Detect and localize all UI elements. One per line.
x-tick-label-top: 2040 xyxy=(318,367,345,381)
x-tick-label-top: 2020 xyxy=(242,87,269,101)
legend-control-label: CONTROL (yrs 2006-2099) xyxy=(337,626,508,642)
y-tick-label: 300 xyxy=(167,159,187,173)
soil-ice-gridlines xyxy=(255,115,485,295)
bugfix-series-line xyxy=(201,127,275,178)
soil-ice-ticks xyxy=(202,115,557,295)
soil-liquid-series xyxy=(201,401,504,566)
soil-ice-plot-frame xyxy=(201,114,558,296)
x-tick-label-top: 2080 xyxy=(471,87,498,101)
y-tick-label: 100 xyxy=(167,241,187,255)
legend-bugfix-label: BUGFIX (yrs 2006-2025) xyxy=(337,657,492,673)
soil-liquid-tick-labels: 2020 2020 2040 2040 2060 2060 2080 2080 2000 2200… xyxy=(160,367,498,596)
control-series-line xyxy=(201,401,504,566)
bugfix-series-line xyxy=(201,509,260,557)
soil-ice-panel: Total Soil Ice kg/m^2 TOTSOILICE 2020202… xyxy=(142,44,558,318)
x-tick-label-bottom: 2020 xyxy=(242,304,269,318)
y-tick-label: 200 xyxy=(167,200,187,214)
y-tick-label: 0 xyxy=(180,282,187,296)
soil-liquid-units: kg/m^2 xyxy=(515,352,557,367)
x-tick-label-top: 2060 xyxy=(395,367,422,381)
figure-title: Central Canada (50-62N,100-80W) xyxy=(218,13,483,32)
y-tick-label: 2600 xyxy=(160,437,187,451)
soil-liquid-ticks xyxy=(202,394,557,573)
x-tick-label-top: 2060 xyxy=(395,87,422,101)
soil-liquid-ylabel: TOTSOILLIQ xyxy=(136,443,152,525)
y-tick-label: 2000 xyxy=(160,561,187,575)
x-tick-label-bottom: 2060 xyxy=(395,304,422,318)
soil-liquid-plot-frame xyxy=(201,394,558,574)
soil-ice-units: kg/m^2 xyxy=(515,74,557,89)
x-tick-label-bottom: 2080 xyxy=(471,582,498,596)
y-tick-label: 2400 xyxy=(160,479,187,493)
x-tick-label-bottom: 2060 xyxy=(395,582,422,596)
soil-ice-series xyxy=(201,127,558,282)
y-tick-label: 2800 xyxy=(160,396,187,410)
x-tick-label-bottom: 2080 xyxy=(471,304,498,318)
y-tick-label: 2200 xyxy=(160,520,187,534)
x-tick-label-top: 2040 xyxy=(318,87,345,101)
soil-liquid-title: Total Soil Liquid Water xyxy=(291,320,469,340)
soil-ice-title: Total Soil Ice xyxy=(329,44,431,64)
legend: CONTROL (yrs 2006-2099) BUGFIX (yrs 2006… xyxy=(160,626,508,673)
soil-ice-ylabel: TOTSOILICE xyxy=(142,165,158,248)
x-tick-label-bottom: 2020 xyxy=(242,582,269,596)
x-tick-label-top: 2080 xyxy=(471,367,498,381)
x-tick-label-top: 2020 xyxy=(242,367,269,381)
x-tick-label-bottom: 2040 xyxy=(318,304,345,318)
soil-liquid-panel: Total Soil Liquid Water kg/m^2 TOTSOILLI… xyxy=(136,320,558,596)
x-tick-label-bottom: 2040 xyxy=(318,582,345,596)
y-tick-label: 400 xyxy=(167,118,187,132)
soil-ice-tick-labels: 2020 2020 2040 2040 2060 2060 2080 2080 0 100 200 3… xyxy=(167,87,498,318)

---

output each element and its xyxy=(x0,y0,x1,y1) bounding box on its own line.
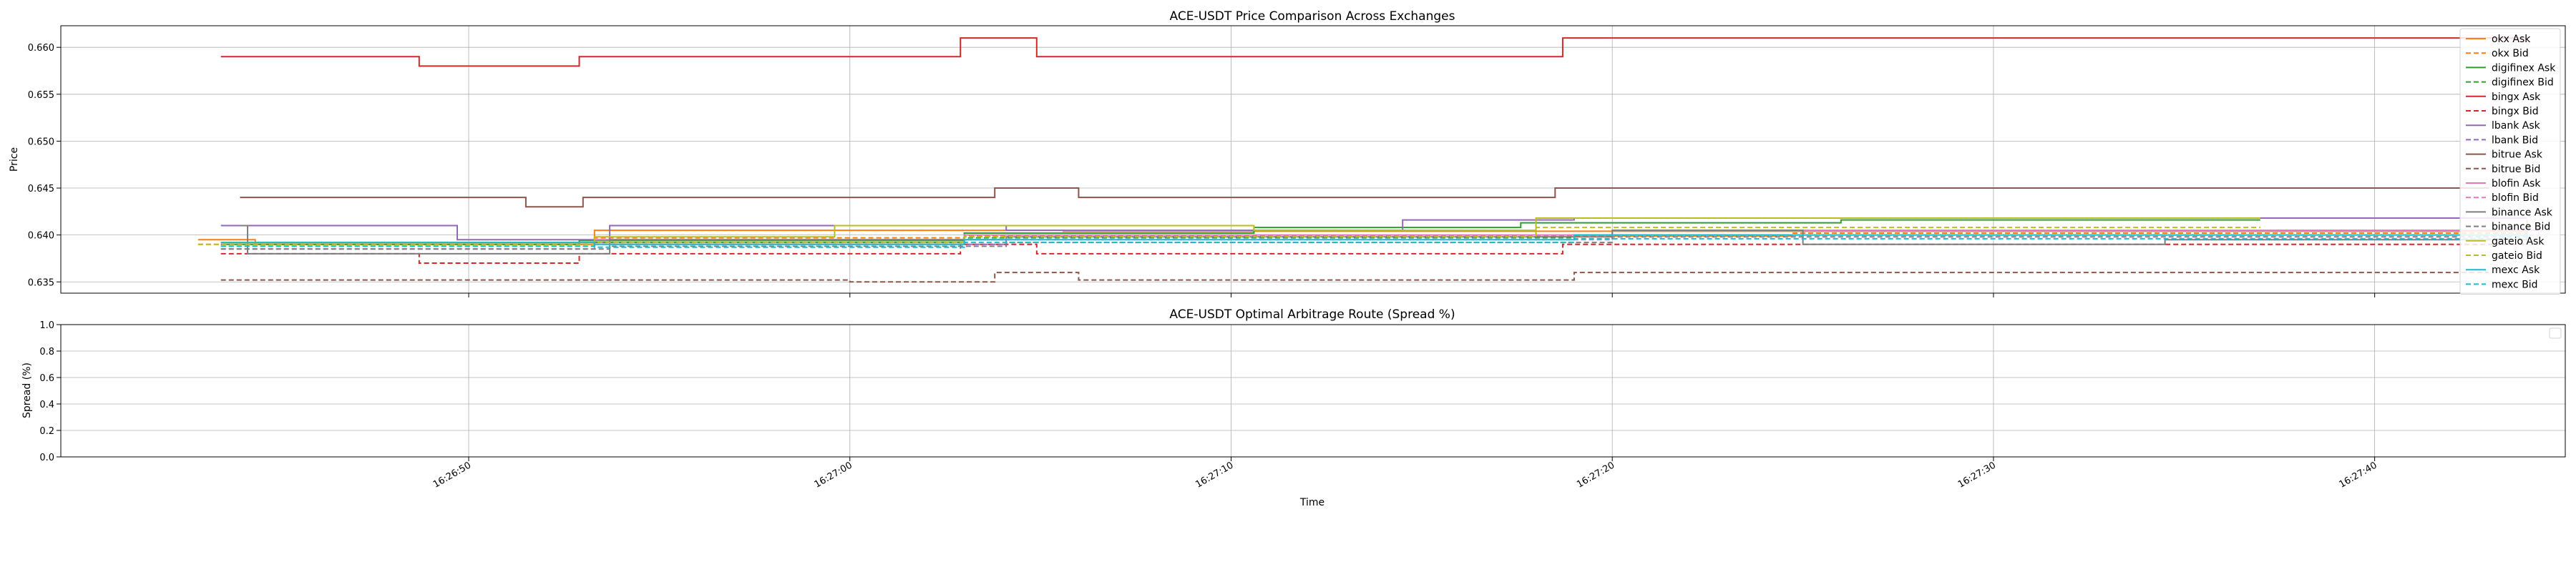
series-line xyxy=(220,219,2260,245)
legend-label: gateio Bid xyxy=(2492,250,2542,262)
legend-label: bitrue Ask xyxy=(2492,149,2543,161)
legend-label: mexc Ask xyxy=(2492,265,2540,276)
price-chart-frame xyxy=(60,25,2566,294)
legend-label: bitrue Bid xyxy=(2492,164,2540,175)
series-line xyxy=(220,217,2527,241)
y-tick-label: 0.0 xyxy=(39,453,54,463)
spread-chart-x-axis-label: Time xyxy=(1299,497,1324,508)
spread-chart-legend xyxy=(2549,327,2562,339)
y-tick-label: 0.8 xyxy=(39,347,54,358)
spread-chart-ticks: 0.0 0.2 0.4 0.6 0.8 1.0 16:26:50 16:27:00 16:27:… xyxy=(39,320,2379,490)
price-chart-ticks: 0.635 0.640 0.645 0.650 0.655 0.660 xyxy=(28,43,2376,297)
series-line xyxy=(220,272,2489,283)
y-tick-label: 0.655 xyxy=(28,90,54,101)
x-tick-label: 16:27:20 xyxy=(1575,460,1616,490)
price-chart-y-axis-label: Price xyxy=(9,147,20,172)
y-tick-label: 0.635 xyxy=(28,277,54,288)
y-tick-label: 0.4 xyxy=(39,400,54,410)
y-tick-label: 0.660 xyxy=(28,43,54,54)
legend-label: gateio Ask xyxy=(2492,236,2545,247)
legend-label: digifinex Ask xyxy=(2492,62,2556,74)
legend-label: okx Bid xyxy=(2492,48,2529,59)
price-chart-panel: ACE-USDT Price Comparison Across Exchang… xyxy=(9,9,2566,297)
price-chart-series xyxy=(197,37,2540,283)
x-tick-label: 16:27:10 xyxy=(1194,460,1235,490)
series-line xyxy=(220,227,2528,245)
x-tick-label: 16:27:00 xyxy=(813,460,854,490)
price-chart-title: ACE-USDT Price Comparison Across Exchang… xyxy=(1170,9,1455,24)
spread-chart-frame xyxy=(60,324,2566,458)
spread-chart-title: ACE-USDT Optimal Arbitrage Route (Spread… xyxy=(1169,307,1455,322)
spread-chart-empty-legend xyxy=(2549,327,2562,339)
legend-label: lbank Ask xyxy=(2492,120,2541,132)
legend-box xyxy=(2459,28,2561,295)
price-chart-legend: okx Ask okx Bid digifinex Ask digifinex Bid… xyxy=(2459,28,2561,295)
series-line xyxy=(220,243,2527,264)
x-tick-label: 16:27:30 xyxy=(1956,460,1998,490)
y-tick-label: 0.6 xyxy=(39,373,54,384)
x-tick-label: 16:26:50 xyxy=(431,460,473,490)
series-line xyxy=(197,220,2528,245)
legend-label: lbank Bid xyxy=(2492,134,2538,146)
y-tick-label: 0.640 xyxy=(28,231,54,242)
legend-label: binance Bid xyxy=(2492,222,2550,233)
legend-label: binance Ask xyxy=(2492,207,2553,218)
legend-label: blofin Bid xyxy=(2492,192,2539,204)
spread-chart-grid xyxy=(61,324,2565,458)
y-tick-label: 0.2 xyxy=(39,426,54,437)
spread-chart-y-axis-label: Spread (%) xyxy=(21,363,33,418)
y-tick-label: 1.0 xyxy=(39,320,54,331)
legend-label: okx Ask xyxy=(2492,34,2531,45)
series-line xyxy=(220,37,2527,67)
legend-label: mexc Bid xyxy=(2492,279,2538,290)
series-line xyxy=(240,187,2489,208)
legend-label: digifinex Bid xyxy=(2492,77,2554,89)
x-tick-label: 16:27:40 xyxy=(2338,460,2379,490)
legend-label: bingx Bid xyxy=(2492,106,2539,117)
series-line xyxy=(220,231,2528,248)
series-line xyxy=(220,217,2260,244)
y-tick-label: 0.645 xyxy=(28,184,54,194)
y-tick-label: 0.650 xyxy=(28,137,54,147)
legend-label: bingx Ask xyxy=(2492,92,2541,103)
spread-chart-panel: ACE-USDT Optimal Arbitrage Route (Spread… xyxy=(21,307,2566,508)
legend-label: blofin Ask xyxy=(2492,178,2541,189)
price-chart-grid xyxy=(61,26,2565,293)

==

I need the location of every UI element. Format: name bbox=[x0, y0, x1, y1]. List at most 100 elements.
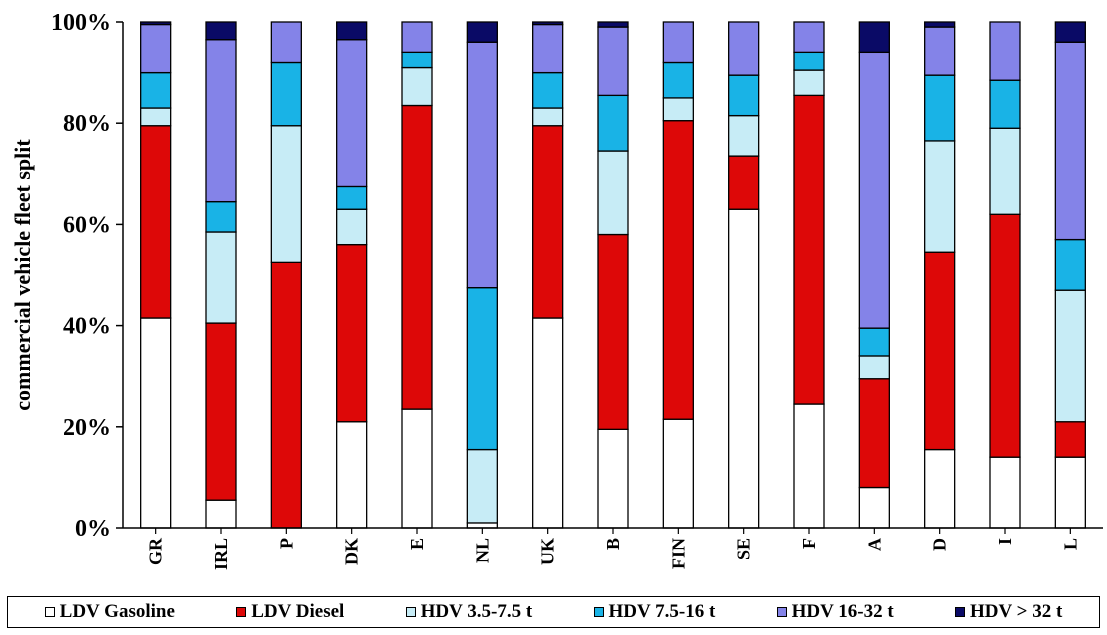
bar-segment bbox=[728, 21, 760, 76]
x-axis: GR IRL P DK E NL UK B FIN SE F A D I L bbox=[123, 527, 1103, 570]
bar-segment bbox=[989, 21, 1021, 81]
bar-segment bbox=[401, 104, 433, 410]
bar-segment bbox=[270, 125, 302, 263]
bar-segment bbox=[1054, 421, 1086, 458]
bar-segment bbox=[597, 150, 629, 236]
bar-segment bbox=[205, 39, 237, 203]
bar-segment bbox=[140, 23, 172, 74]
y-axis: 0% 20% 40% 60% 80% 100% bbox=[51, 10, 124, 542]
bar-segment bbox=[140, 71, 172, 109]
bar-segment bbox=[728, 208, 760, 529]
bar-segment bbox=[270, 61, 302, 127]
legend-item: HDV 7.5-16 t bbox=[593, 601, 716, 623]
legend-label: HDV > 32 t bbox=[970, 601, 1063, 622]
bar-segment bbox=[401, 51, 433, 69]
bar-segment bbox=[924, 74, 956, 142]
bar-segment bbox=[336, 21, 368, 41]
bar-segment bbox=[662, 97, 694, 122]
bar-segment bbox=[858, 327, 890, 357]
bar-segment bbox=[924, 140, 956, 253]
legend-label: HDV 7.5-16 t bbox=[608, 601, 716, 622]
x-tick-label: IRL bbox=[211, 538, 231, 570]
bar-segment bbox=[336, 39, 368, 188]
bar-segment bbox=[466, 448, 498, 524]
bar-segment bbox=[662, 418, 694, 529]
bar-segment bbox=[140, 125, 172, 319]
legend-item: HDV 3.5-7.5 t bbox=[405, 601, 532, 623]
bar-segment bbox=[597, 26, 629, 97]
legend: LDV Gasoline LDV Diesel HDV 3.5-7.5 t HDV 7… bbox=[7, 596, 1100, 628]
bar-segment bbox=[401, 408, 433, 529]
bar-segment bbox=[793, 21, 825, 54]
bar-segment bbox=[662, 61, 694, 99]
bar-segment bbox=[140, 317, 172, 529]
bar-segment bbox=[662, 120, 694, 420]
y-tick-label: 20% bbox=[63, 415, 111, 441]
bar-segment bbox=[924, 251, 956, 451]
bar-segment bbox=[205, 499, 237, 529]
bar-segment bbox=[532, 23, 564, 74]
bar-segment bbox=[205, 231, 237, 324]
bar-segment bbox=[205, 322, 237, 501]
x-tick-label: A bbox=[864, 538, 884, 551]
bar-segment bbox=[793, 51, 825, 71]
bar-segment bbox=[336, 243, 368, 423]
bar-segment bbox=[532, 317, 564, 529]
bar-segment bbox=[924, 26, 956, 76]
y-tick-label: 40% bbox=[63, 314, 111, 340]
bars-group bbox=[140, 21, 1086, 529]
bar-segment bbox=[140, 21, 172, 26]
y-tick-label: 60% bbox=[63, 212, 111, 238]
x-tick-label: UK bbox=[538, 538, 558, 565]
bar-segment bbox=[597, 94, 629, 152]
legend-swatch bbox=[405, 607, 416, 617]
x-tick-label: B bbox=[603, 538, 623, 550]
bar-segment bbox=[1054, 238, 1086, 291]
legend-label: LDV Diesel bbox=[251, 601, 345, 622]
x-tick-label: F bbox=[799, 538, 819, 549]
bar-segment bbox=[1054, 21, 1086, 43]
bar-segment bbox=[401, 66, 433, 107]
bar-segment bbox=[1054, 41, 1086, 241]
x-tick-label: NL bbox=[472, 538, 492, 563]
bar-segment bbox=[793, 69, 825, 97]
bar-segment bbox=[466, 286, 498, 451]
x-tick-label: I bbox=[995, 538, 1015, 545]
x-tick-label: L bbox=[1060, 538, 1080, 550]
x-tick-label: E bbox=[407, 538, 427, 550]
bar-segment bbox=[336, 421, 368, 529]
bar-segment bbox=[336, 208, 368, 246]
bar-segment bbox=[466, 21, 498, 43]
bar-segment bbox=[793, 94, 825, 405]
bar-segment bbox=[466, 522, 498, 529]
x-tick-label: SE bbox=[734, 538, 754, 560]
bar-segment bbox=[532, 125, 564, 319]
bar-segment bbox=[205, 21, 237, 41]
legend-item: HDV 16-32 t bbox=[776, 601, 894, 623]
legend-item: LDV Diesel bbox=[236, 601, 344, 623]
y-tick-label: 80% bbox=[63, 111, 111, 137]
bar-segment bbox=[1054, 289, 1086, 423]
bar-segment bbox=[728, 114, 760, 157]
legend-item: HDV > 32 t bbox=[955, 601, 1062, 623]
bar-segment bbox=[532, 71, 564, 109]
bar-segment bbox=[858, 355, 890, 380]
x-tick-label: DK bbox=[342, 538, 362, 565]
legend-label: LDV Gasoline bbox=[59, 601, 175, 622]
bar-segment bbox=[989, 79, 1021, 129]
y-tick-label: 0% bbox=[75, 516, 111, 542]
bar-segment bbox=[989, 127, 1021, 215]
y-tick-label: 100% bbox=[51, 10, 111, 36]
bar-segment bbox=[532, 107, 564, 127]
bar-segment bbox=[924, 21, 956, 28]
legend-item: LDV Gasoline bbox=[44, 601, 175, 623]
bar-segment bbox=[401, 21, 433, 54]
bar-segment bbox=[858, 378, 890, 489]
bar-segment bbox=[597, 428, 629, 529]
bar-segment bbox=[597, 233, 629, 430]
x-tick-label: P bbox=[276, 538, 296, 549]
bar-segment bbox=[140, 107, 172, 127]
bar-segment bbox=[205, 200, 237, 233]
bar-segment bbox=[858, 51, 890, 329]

### AIM OF THE TASK
Copy out the lines in the records word for word, starting with the line that contains "bar-segment bbox=[728, 21, 760, 76]" and going on through the line that contains "bar-segment bbox=[205, 322, 237, 501]", both of those lines included.

### RESULT
bar-segment bbox=[728, 21, 760, 76]
x-axis: GR IRL P DK E NL UK B FIN SE F A D I L bbox=[123, 527, 1103, 570]
bar-segment bbox=[989, 21, 1021, 81]
bar-segment bbox=[401, 104, 433, 410]
bar-segment bbox=[270, 125, 302, 263]
bar-segment bbox=[1054, 421, 1086, 458]
bar-segment bbox=[597, 150, 629, 236]
bar-segment bbox=[205, 39, 237, 203]
bar-segment bbox=[140, 23, 172, 74]
y-axis: 0% 20% 40% 60% 80% 100% bbox=[51, 10, 124, 542]
bar-segment bbox=[140, 71, 172, 109]
bar-segment bbox=[728, 208, 760, 529]
bar-segment bbox=[270, 61, 302, 127]
legend-item: HDV 7.5-16 t bbox=[593, 601, 716, 623]
legend-label: HDV > 32 t bbox=[970, 601, 1063, 622]
bar-segment bbox=[401, 51, 433, 69]
bar-segment bbox=[924, 74, 956, 142]
bar-segment bbox=[336, 21, 368, 41]
bar-segment bbox=[662, 97, 694, 122]
bar-segment bbox=[858, 327, 890, 357]
bar-segment bbox=[924, 140, 956, 253]
legend-label: HDV 7.5-16 t bbox=[608, 601, 716, 622]
x-tick-label: IRL bbox=[211, 538, 231, 570]
bar-segment bbox=[336, 39, 368, 188]
bar-segment bbox=[466, 448, 498, 524]
bar-segment bbox=[662, 418, 694, 529]
bar-segment bbox=[140, 125, 172, 319]
legend-item: HDV 3.5-7.5 t bbox=[405, 601, 532, 623]
bar-segment bbox=[597, 26, 629, 97]
legend: LDV Gasoline LDV Diesel HDV 3.5-7.5 t HDV 7… bbox=[7, 596, 1100, 628]
bar-segment bbox=[401, 408, 433, 529]
bar-segment bbox=[793, 21, 825, 54]
bar-segment bbox=[662, 61, 694, 99]
bar-segment bbox=[140, 317, 172, 529]
bar-segment bbox=[662, 120, 694, 420]
y-tick-label: 20% bbox=[63, 415, 111, 441]
bar-segment bbox=[924, 251, 956, 451]
bar-segment bbox=[205, 499, 237, 529]
bar-segment bbox=[532, 23, 564, 74]
bar-segment bbox=[205, 231, 237, 324]
bar-segment bbox=[205, 322, 237, 501]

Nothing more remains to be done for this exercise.